## REQUIREMENT
Copy each line below exactly and leave the pictures out.

· · · · · · ·

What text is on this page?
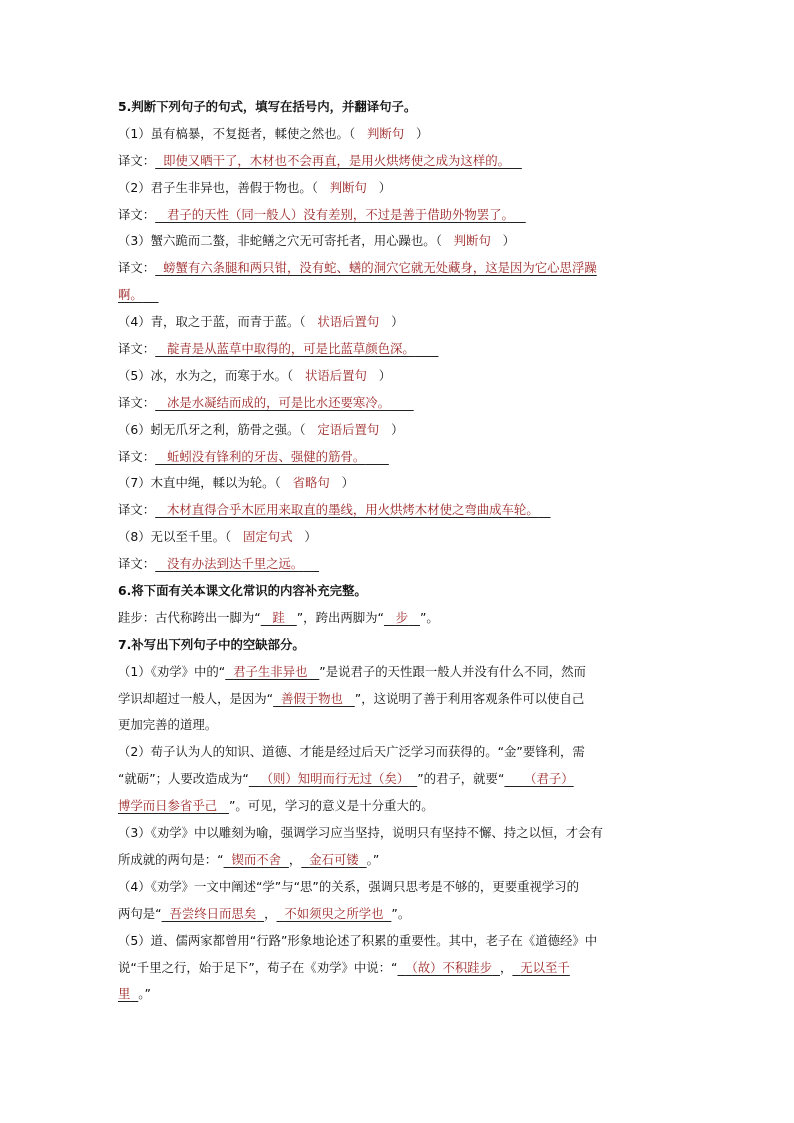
5.判断下列句子的句式，填写在括号内，并翻译句子。
（1）虽有槁暴，不复挺者，輮使之然也。（ 判断句 ）
译文： 即使又晒干了，木材也不会再直，是用火烘烤使之成为这样的。
（2）君子生非异也，善假于物也。（ 判断句 ）
译文： 君子的天性（同一般人）没有差别，不过是善于借助外物罢了。
（3）蟹六跪而二螯，非蛇鳝之穴无可寄托者，用心躁也。（ 判断句 ）
译文： 螃蟹有六条腿和两只钳，没有蛇、蟮的洞穴它就无处藏身，这是因为它心思浮躁
啊。
（4）青，取之于蓝，而青于蓝。（ 状语后置句 ）
译文： 靛青是从蓝草中取得的，可是比蓝草颜色深。
（5）冰，水为之，而寒于水。（ 状语后置句 ）
译文： 冰是水凝结而成的，可是比水还要寒冷。
（6）蚓无爪牙之利，筋骨之强。（ 定语后置句 ）
译文： 蚯蚓没有锋利的牙齿、强健的筋骨。
（7）木直中绳，輮以为轮。（ 省略句 ）
译文： 木材直得合乎木匠用来取直的墨线，用火烘烤木材使之弯曲成车轮。
（8）无以至千里。（ 固定句式 ）
译文： 没有办法到达千里之远。
6.将下面有关本课文化常识的内容补充完整。
跬步：古代称跨出一脚为“ 跬 ”，跨出两脚为“ 步 ”。
7.补写出下列句子中的空缺部分。
（1）《劝学》中的“ 君子生非异也 ”是说君子的天性跟一般人并没有什么不同，然而
学识却超过一般人，是因为“ 善假于物也 ”，这说明了善于利用客观条件可以使自己
更加完善的道理。
（2）荀子认为人的知识、道德、才能是经过后天广泛学习而获得的。“金”要锋利，需
“就砺”；人要改造成为“ （则）知明而行无过（矣） ”的君子，就要“ （君子）
博学而日参省乎己 ”。可见，学习的意义是十分重大的。
（3）《劝学》中以雕刻为喻，强调学习应当坚持，说明只有坚持不懈、持之以恒，才会有
所成就的两句是：“ 锲而不舍 ， 金石可镂 。”
（4）《劝学》一文中阐述“学”与“思”的关系，强调只思考是不够的，更要重视学习的
两句是“ 吾尝终日而思矣 ， 不如须臾之所学也 ”。
（5）道、儒两家都曾用“行路”形象地论述了积累的重要性。其中，老子在《道德经》中
说“千里之行，始于足下”，荀子在《劝学》中说：“ （故）不积跬步 ， 无以至千
里 。”
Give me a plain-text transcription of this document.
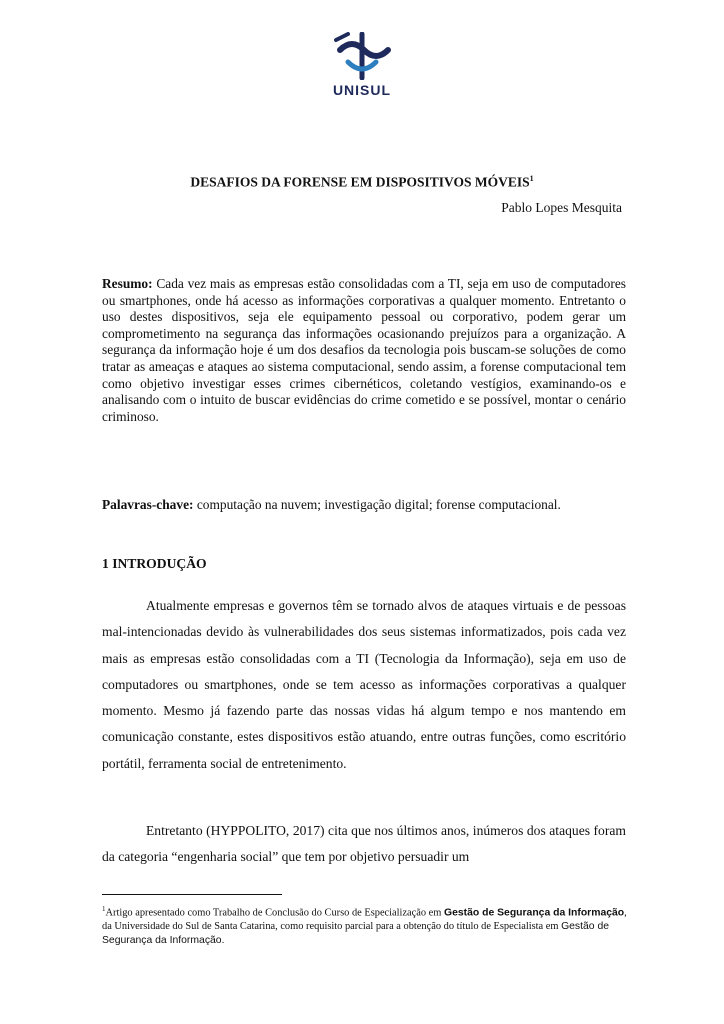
UNISUL
DESAFIOS DA FORENSE EM DISPOSITIVOS MÓVEIS$^1$
Pablo Lopes Mesquita
Resumo: Cada vez mais as empresas estão consolidadas com a TI, seja em uso de computadores ou smartphones, onde há acesso as informações corporativas a qualquer momento. Entretanto o uso destes dispositivos, seja ele equipamento pessoal ou corporativo, podem gerar um comprometimento na segurança das informações ocasionando prejuízos para a organização. A segurança da informação hoje é um dos desafios da tecnologia pois buscam-se soluções de como tratar as ameaças e ataques ao sistema computacional, sendo assim, a forense computacional tem como objetivo investigar esses crimes cibernéticos, coletando vestígios, examinando-os e analisando com o intuito de buscar evidências do crime cometido e se possível, montar o cenário criminoso.
Palavras-chave: computação na nuvem; investigação digital; forense computacional.
1 INTRODUÇÃO
Atualmente empresas e governos têm se tornado alvos de ataques virtuais e de pessoas mal-intencionadas devido às vulnerabilidades dos seus sistemas informatizados, pois cada vez mais as empresas estão consolidadas com a TI (Tecnologia da Informação), seja em uso de computadores ou smartphones, onde se tem acesso as informações corporativas a qualquer momento. Mesmo já fazendo parte das nossas vidas há algum tempo e nos mantendo em comunicação constante, estes dispositivos estão atuando, entre outras funções, como escritório portátil, ferramenta social de entretenimento.
Entretanto (HYPPOLITO, 2017) cita que nos últimos anos, inúmeros dos ataques foram da categoria “engenharia social” que tem por objetivo persuadir um
$^1$Artigo apresentado como Trabalho de Conclusão do Curso de Especialização em Gestão de Segurança da Informação, da Universidade do Sul de Santa Catarina, como requisito parcial para a obtenção do título de Especialista em Gestão de Segurança da Informação.
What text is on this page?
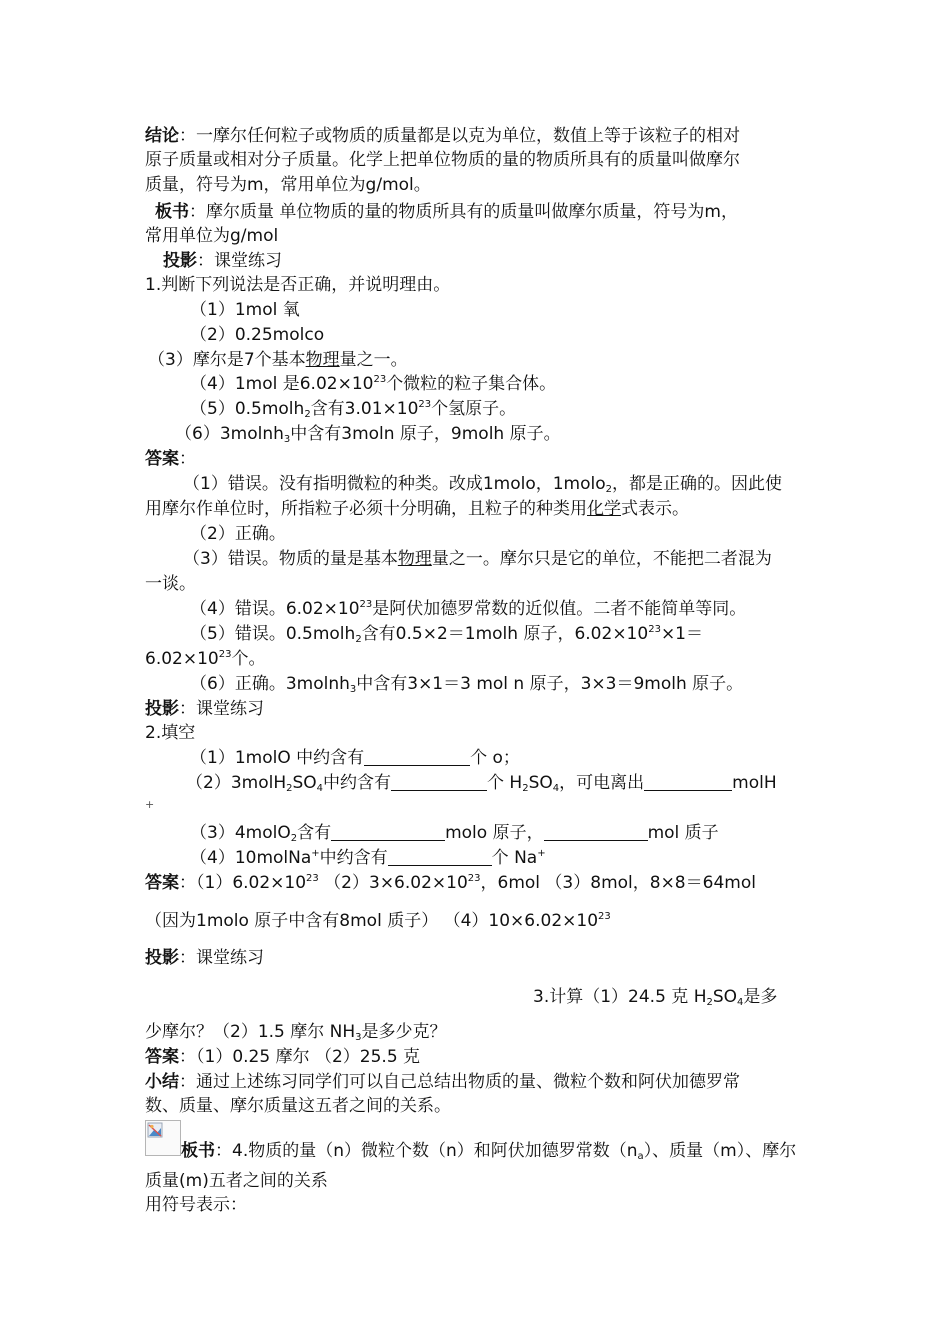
结论：一摩尔任何粒子或物质的质量都是以克为单位，数值上等于该粒子的相对
原子质量或相对分子质量。化学上把单位物质的量的物质所具有的质量叫做摩尔
质量，符号为m，常用单位为g/mol。
板书：摩尔质量 单位物质的量的物质所具有的质量叫做摩尔质量，符号为m，
常用单位为g/mol
投影：课堂练习
1.判断下列说法是否正确，并说明理由。
（1）1mol 氧
（2）0.25molco
（3）摩尔是7个基本物理量之一。
（4）1mol 是$6.02\times 10^{23}$个微粒的粒子集合体。
（5）0.5molh$_2$含有$3.01\times 10^{23}$个氢原子。
（6）3molnh$_3$中含有3moln 原子，9molh 原子。
答案：
（1）错误。没有指明微粒的种类。改成1molo，1molo$_2$，都是正确的。因此使
用摩尔作单位时，所指粒子必须十分明确，且粒子的种类用化学式表示。
（2）正确。
（3）错误。物质的量是基本物理量之一。摩尔只是它的单位，不能把二者混为
一谈。
（4）错误。$6.02\times 10^{23}$是阿伏加德罗常数的近似值。二者不能简单等同。
（5）错误。0.5molh$_2$含有0.5×2＝1molh 原子，$6.02\times 10^{23}\times 1=$
$6.02\times 10^{23}$个。
（6）正确。3molnh$_3$中含有3×1＝3 mol n 原子，3×3＝9molh 原子。
投影：课堂练习
2.填空
（1）1molO 中约含有	个 o；
$(2)3molH_2SO_4$中约含有	个 $H_2SO_4$，可电离出	molH
+
（3）4molO$_2$含有	molo 原子，	mol 质子
（4）10molNa+中约含有	个 Na+
答案：$(1)6.02\times 10^{23}$ $(2)3\times 6.02\times 10^{23}$，6mol （3）8mol，8×8＝64mol
（因为1molo 原子中含有8mol 质子） $(4)10\times 6.02\times 10^{23}$
投影：课堂练习
3.计算（1）24.5 克 $H_2SO_4$是多
少摩尔？（2）1.5 摩尔 $NH_3$是多少克？
答案：（1）0.25 摩尔 （2）25.5 克
小结：通过上述练习同学们可以自己总结出物质的量、微粒个数和阿伏加德罗常
数、质量、摩尔质量这五者之间的关系。
板书：4.物质的量（n）微粒个数（n）和阿伏加德罗常数$(n_a)$、质量（m）、摩尔
质量(m)五者之间的关系
用符号表示：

· · · · · · ·

## RIGHT ANSWER
What text is on this page?
5.判断下列句子的句式，填写在括号内，并翻译句子。
（1）虽有槁暴，不复挺者，輮使之然也。（ 判断句 ）
译文： 即使又晒干了，木材也不会再直，是用火烘烤使之成为这样的。
（2）君子生非异也，善假于物也。（ 判断句 ）
译文： 君子的天性（同一般人）没有差别，不过是善于借助外物罢了。
（3）蟹六跪而二螯，非蛇鳝之穴无可寄托者，用心躁也。（ 判断句 ）
译文： 螃蟹有六条腿和两只钳，没有蛇、蟮的洞穴它就无处藏身，这是因为它心思浮躁
啊。
（4）青，取之于蓝，而青于蓝。（ 状语后置句 ）
译文： 靛青是从蓝草中取得的，可是比蓝草颜色深。
（5）冰，水为之，而寒于水。（ 状语后置句 ）
译文： 冰是水凝结而成的，可是比水还要寒冷。
（6）蚓无爪牙之利，筋骨之强。（ 定语后置句 ）
译文： 蚯蚓没有锋利的牙齿、强健的筋骨。
（7）木直中绳，輮以为轮。（ 省略句 ）
译文： 木材直得合乎木匠用来取直的墨线，用火烘烤木材使之弯曲成车轮。
（8）无以至千里。（ 固定句式 ）
译文： 没有办法到达千里之远。
6.将下面有关本课文化常识的内容补充完整。
跬步：古代称跨出一脚为“ 跬 ”，跨出两脚为“ 步 ”。
7.补写出下列句子中的空缺部分。
（1）《劝学》中的“ 君子生非异也 ”是说君子的天性跟一般人并没有什么不同，然而
学识却超过一般人，是因为“ 善假于物也 ”，这说明了善于利用客观条件可以使自己
更加完善的道理。
（2）荀子认为人的知识、道德、才能是经过后天广泛学习而获得的。“金”要锋利，需
“就砺”；人要改造成为“ （则）知明而行无过（矣） ”的君子，就要“ （君子）
博学而日参省乎己 ”。可见，学习的意义是十分重大的。
（3）《劝学》中以雕刻为喻，强调学习应当坚持，说明只有坚持不懈、持之以恒，才会有
所成就的两句是：“ 锲而不舍 ， 金石可镂 。”
（4）《劝学》一文中阐述“学”与“思”的关系，强调只思考是不够的，更要重视学习的
两句是“ 吾尝终日而思矣 ， 不如须臾之所学也 ”。
（5）道、儒两家都曾用“行路”形象地论述了积累的重要性。其中，老子在《道德经》中
说“千里之行，始于足下”，荀子在《劝学》中说：“ （故）不积跬步 ， 无以至千
里 。”
Give me a plain-text transcription of this document.
UNISUL
DESAFIOS DA FORENSE EM DISPOSITIVOS MÓVEIS$^1$
Pablo Lopes Mesquita
Resumo: Cada vez mais as empresas estão consolidadas com a TI, seja em uso de computadores ou smartphones, onde há acesso as informações corporativas a qualquer momento. Entretanto o uso destes dispositivos, seja ele equipamento pessoal ou corporativo, podem gerar um comprometimento na segurança das informações ocasionando prejuízos para a organização. A segurança da informação hoje é um dos desafios da tecnologia pois buscam-se soluções de como tratar as ameaças e ataques ao sistema computacional, sendo assim, a forense computacional tem como objetivo investigar esses crimes cibernéticos, coletando vestígios, examinando-os e analisando com o intuito de buscar evidências do crime cometido e se possível, montar o cenário criminoso.
Palavras-chave: computação na nuvem; investigação digital; forense computacional.
1 INTRODUÇÃO
Atualmente empresas e governos têm se tornado alvos de ataques virtuais e de pessoas mal-intencionadas devido às vulnerabilidades dos seus sistemas informatizados, pois cada vez mais as empresas estão consolidadas com a TI (Tecnologia da Informação), seja em uso de computadores ou smartphones, onde se tem acesso as informações corporativas a qualquer momento. Mesmo já fazendo parte das nossas vidas há algum tempo e nos mantendo em comunicação constante, estes dispositivos estão atuando, entre outras funções, como escritório portátil, ferramenta social de entretenimento.
Entretanto (HYPPOLITO, 2017) cita que nos últimos anos, inúmeros dos ataques foram da categoria “engenharia social” que tem por objetivo persuadir um
$^1$Artigo apresentado como Trabalho de Conclusão do Curso de Especialização em Gestão de Segurança da Informação, da Universidade do Sul de Santa Catarina, como requisito parcial para a obtenção do título de Especialista em Gestão de Segurança da Informação.
What text is on this page?
结论：一摩尔任何粒子或物质的质量都是以克为单位，数值上等于该粒子的相对
原子质量或相对分子质量。化学上把单位物质的量的物质所具有的质量叫做摩尔
质量，符号为m，常用单位为g/mol。
板书：摩尔质量 单位物质的量的物质所具有的质量叫做摩尔质量，符号为m，
常用单位为g/mol
投影：课堂练习
1.判断下列说法是否正确，并说明理由。
（1）1mol 氧
（2）0.25molco
（3）摩尔是7个基本物理量之一。
（4）1mol 是$6.02\times 10^{23}$个微粒的粒子集合体。
（5）0.5molh$_2$含有$3.01\times 10^{23}$个氢原子。
（6）3molnh$_3$中含有3moln 原子，9molh 原子。
答案：
（1）错误。没有指明微粒的种类。改成1molo，1molo$_2$，都是正确的。因此使
用摩尔作单位时，所指粒子必须十分明确，且粒子的种类用化学式表示。
（2）正确。
（3）错误。物质的量是基本物理量之一。摩尔只是它的单位，不能把二者混为
一谈。
（4）错误。$6.02\times 10^{23}$是阿伏加德罗常数的近似值。二者不能简单等同。
（5）错误。0.5molh$_2$含有0.5×2＝1molh 原子，$6.02\times 10^{23}\times 1=$
$6.02\times 10^{23}$个。
（6）正确。3molnh$_3$中含有3×1＝3 mol n 原子，3×3＝9molh 原子。
投影：课堂练习
2.填空
（1）1molO 中约含有	个 o；
$(2)3molH_2SO_4$中约含有	个 $H_2SO_4$，可电离出	molH
+
（3）4molO$_2$含有	molo 原子，	mol 质子
（4）10molNa+中约含有	个 Na+
答案：$(1)6.02\times 10^{23}$ $(2)3\times 6.02\times 10^{23}$，6mol （3）8mol，8×8＝64mol
（因为1molo 原子中含有8mol 质子） $(4)10\times 6.02\times 10^{23}$
投影：课堂练习
3.计算（1）24.5 克 $H_2SO_4$是多
少摩尔？（2）1.5 摩尔 $NH_3$是多少克？
答案：（1）0.25 摩尔 （2）25.5 克
小结：通过上述练习同学们可以自己总结出物质的量、微粒个数和阿伏加德罗常
数、质量、摩尔质量这五者之间的关系。
板书：4.物质的量（n）微粒个数（n）和阿伏加德罗常数$(n_a)$、质量（m）、摩尔
质量(m)五者之间的关系
用符号表示：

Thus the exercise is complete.